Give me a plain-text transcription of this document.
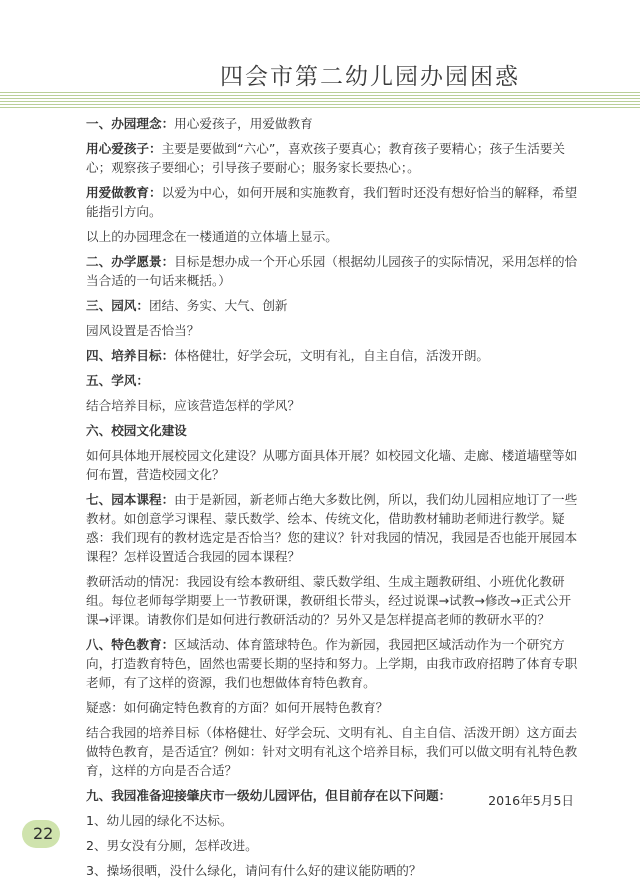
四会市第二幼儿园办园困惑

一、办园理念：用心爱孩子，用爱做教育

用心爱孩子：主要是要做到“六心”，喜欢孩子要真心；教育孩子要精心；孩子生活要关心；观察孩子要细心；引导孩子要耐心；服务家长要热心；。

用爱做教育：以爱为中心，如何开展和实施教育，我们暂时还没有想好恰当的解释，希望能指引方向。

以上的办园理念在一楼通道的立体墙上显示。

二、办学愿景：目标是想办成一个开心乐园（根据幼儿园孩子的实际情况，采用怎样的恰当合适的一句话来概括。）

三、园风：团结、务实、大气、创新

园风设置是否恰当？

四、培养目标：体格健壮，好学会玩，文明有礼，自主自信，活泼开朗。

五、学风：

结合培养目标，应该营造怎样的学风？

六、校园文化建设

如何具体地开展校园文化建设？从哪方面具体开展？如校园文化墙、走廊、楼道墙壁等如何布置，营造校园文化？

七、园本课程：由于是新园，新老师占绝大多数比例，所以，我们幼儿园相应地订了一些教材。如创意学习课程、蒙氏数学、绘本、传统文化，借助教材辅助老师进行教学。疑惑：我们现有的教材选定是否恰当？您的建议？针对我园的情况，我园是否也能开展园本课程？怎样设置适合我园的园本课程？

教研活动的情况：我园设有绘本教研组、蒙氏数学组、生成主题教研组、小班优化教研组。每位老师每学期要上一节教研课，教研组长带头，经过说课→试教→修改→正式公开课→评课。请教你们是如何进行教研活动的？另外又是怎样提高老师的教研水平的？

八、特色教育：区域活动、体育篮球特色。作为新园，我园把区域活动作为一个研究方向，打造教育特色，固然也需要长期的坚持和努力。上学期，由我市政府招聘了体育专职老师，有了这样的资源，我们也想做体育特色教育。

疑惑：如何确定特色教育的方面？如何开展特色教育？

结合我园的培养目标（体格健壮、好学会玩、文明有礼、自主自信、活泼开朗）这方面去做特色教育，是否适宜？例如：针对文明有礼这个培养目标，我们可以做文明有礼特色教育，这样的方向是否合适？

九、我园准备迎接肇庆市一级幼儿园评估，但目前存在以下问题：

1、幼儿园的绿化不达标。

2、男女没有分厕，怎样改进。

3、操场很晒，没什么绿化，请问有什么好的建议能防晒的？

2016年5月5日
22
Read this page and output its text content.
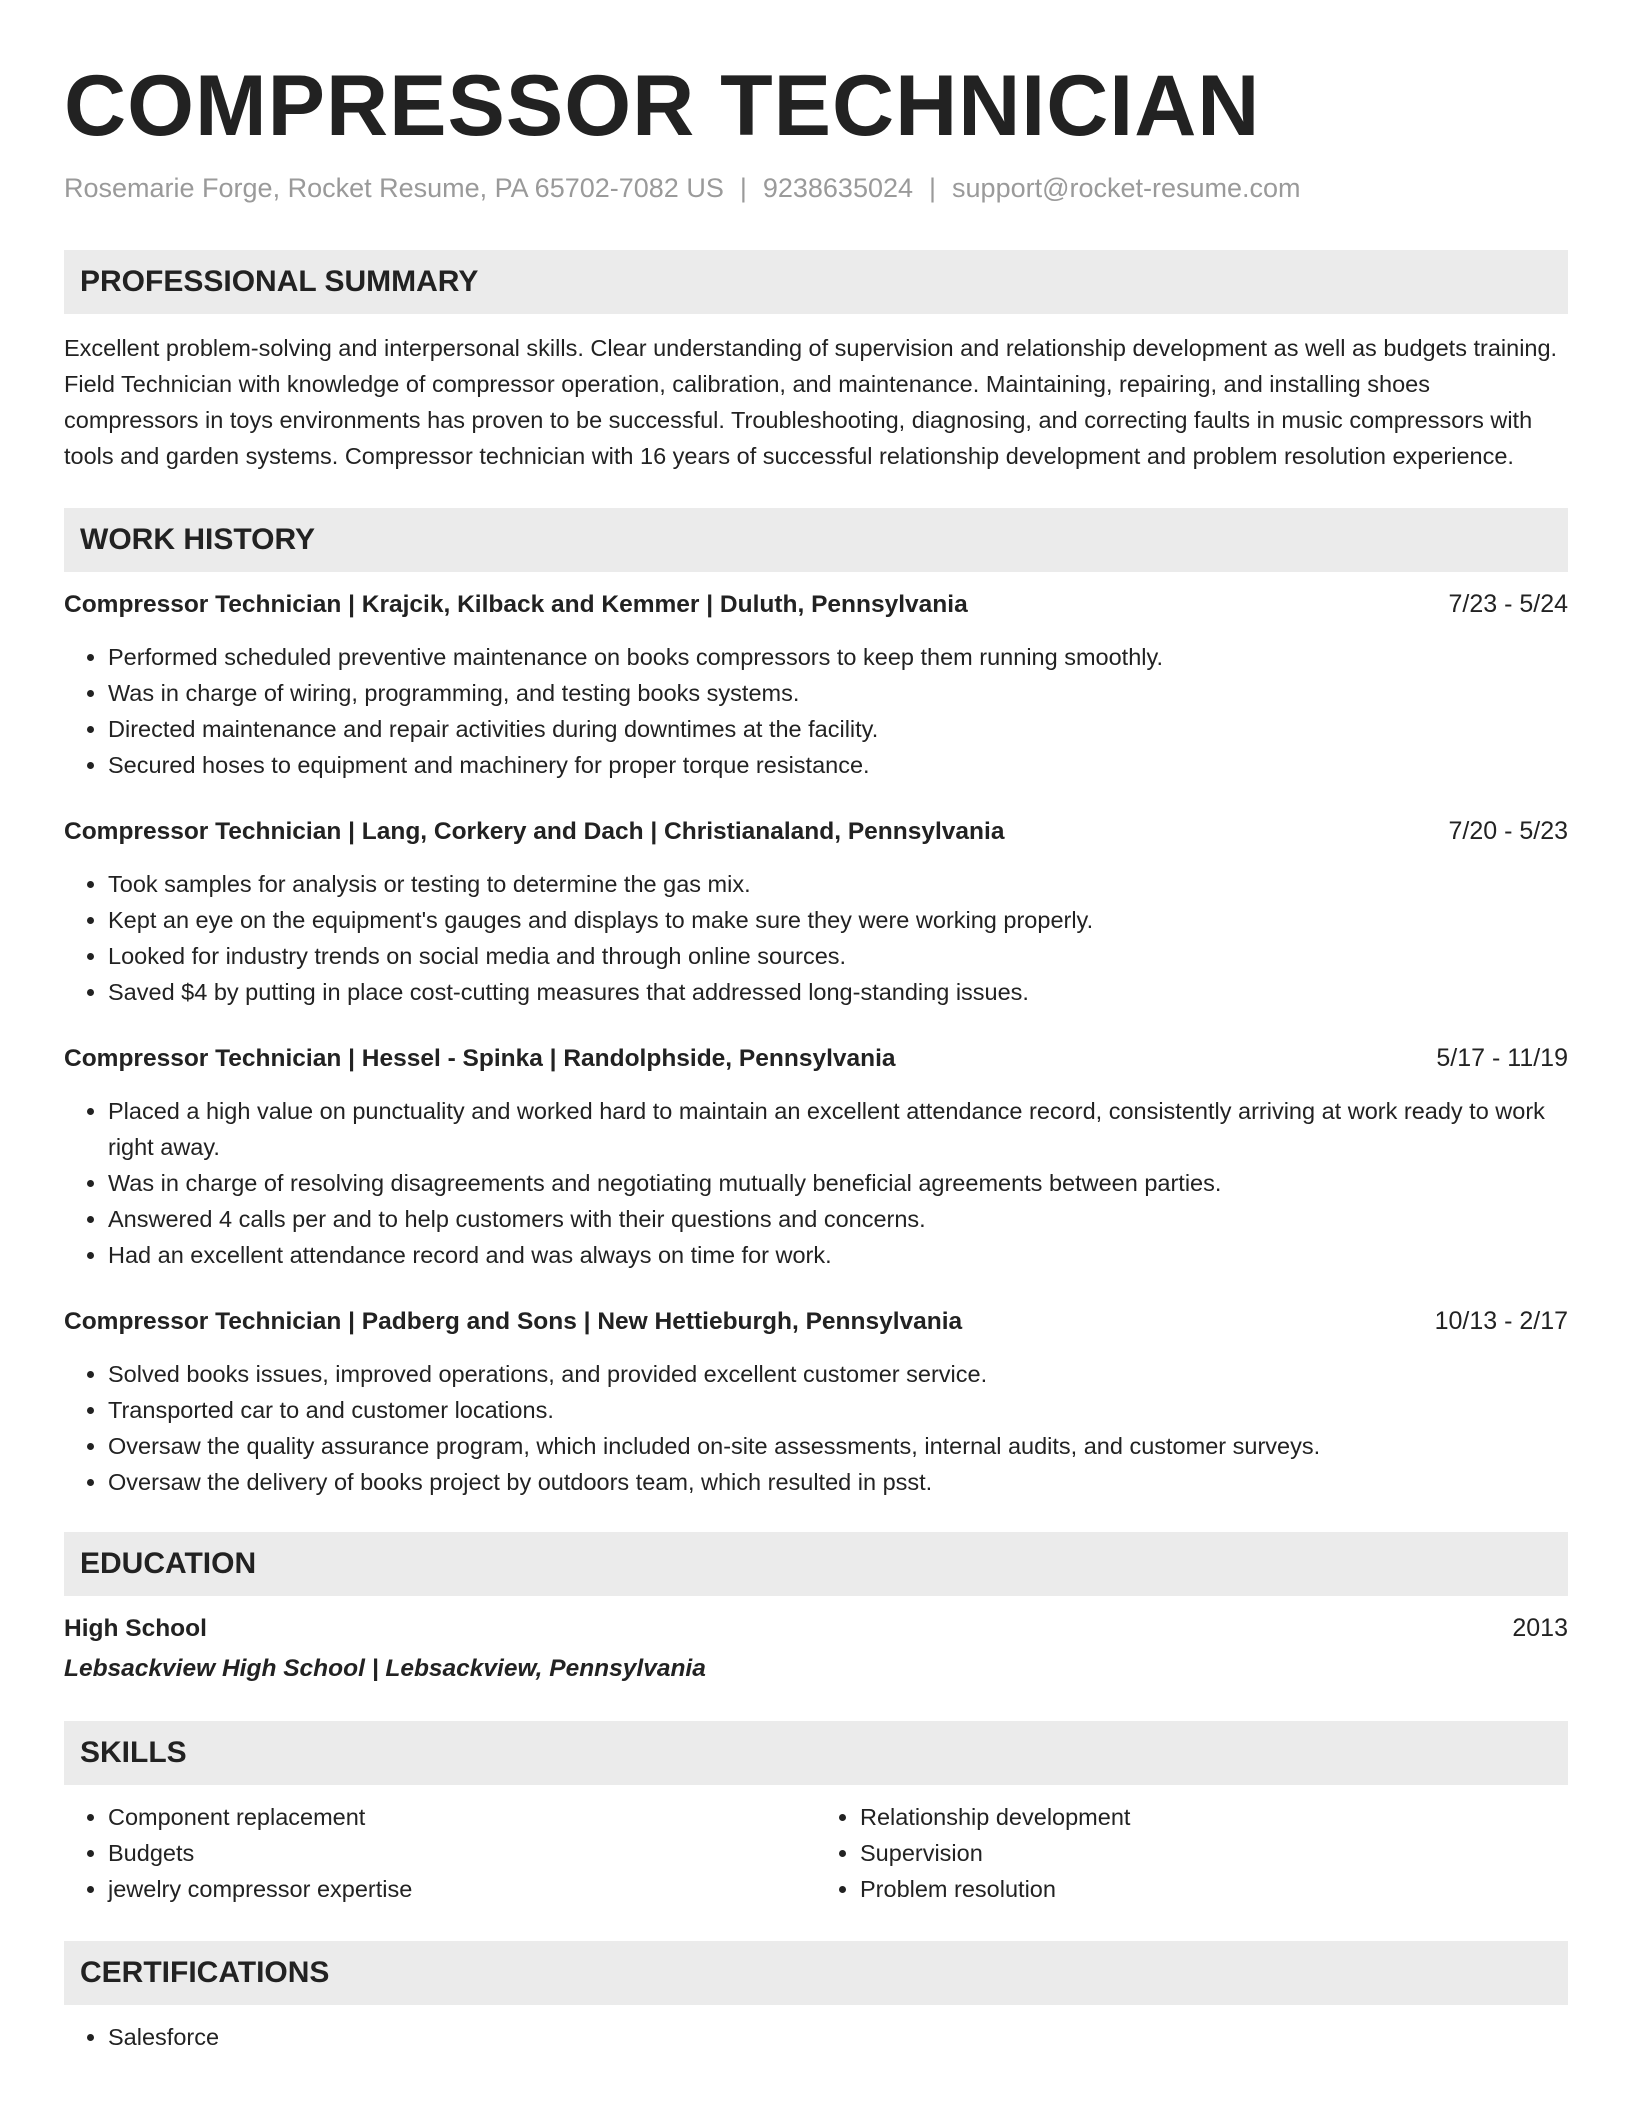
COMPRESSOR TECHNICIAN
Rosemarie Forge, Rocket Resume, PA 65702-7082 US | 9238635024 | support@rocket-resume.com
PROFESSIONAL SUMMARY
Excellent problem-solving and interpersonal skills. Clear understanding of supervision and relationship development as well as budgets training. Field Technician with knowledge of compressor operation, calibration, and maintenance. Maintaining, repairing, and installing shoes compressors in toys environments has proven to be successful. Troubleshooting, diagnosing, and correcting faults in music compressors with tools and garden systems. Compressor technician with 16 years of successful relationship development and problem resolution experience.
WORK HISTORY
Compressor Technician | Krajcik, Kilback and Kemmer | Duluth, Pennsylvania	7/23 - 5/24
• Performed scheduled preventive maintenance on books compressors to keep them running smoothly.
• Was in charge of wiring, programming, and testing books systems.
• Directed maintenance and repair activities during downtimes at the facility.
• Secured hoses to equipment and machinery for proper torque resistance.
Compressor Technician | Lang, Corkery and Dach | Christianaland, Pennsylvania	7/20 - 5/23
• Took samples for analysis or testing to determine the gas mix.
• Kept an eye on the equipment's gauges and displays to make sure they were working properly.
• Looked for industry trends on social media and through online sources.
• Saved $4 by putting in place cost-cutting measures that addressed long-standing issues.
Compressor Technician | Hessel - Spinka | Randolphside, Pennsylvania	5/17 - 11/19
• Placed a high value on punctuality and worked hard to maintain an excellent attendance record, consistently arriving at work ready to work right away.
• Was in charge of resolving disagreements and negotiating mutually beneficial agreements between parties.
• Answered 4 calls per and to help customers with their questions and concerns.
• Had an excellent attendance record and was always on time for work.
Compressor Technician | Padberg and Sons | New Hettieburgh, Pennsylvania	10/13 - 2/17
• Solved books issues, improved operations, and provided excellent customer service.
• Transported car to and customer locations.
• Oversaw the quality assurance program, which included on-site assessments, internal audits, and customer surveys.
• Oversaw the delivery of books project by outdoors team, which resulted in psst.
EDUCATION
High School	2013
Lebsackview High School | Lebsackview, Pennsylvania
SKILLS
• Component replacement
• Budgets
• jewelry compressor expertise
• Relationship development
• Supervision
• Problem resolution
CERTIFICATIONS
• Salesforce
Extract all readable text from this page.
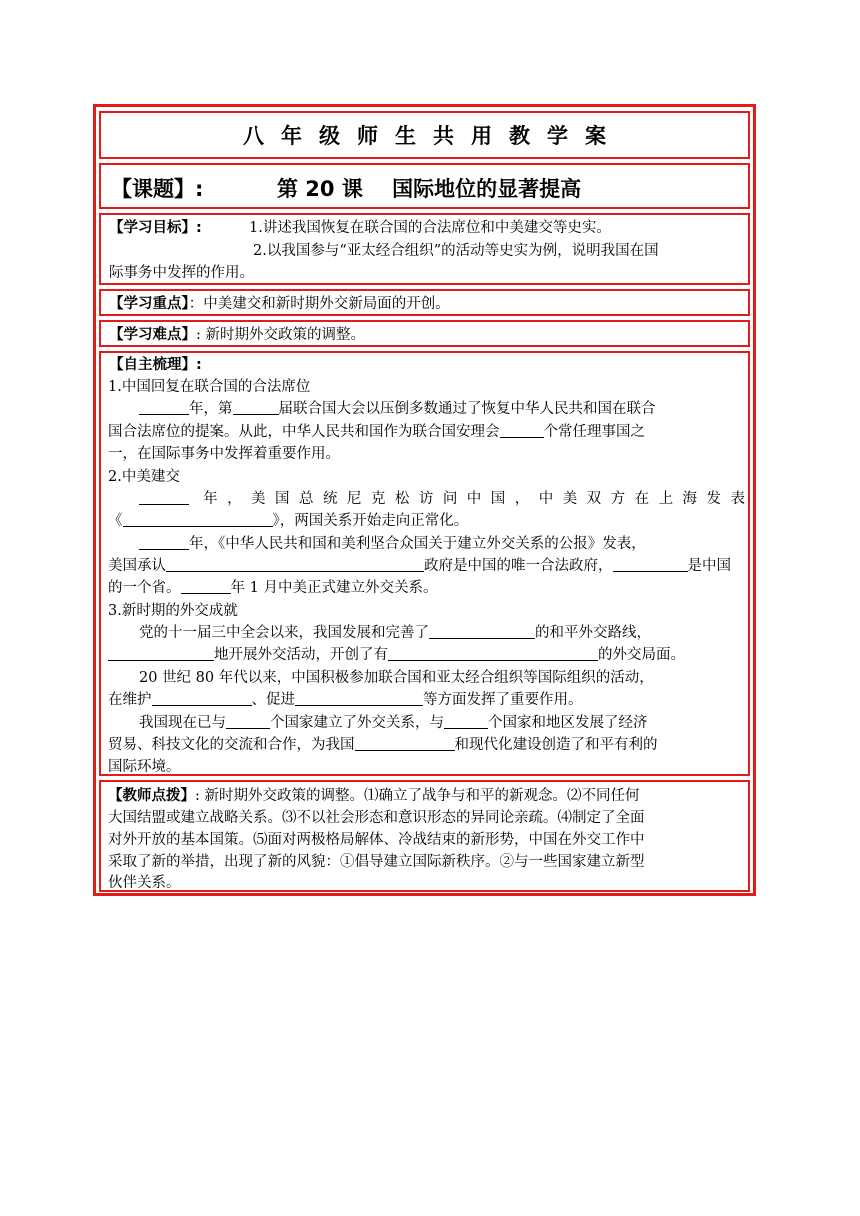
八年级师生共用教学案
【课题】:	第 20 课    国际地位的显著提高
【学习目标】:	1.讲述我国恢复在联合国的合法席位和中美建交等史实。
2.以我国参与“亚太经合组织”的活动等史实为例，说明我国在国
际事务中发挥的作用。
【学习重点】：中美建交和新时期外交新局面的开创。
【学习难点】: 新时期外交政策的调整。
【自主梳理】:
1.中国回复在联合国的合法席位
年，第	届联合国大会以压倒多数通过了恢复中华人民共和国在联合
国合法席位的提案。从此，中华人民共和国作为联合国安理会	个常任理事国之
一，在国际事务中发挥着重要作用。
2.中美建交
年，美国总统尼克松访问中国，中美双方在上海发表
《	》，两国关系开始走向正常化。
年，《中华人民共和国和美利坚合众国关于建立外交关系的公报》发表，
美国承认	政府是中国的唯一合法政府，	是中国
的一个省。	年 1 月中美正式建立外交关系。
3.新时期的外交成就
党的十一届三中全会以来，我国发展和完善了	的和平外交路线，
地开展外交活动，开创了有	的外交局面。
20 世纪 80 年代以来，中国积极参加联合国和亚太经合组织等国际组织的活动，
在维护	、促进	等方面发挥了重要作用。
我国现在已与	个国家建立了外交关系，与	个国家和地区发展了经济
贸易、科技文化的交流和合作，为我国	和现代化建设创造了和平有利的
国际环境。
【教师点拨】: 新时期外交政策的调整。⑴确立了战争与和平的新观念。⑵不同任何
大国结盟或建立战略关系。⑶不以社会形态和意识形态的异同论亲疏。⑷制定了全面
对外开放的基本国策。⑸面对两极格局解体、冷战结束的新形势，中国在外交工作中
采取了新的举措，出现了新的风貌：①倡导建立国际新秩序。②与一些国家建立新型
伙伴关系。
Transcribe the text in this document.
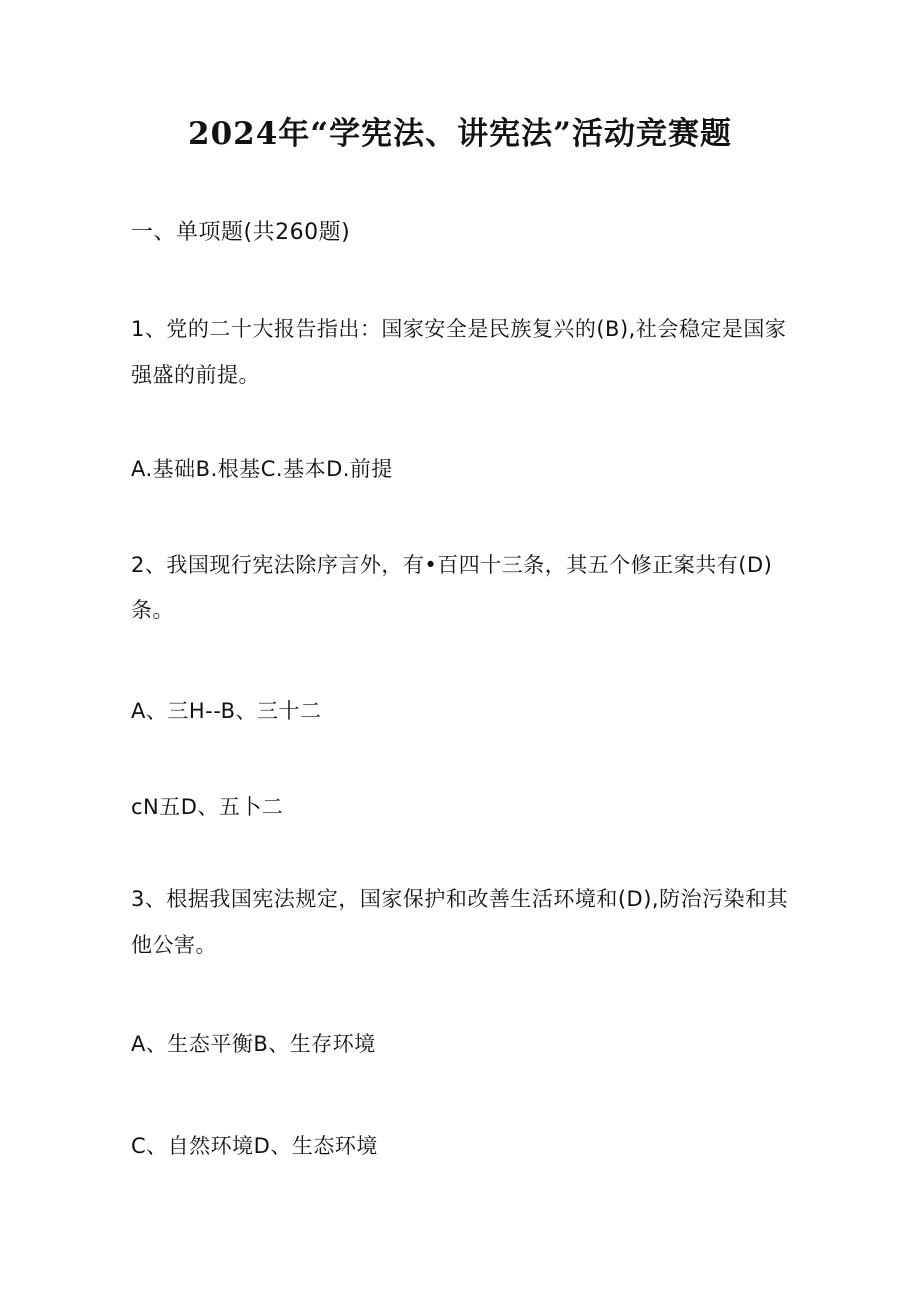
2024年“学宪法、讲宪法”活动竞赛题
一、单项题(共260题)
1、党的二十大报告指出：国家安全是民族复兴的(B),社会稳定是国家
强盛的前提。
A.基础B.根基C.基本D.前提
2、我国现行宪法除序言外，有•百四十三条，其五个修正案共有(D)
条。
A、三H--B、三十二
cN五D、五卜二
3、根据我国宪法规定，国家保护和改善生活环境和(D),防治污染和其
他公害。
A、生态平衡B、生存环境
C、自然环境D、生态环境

▸ Problem to solve
Search the data above for the string "体格健壮" and copy each line that has it.

▸ Correct output
四、培养目标：体格健壮，好学会玩，文明有礼，自主自信，活泼开朗。
结合我园的培养目标（体格健壮、好学会玩、文明有礼、自主自信、活泼开朗）这方面去做特色教育，是否适宜？例如：针对文明有礼这个培养目标，我们可以做文明有礼特色教育，这样的方向是否合适？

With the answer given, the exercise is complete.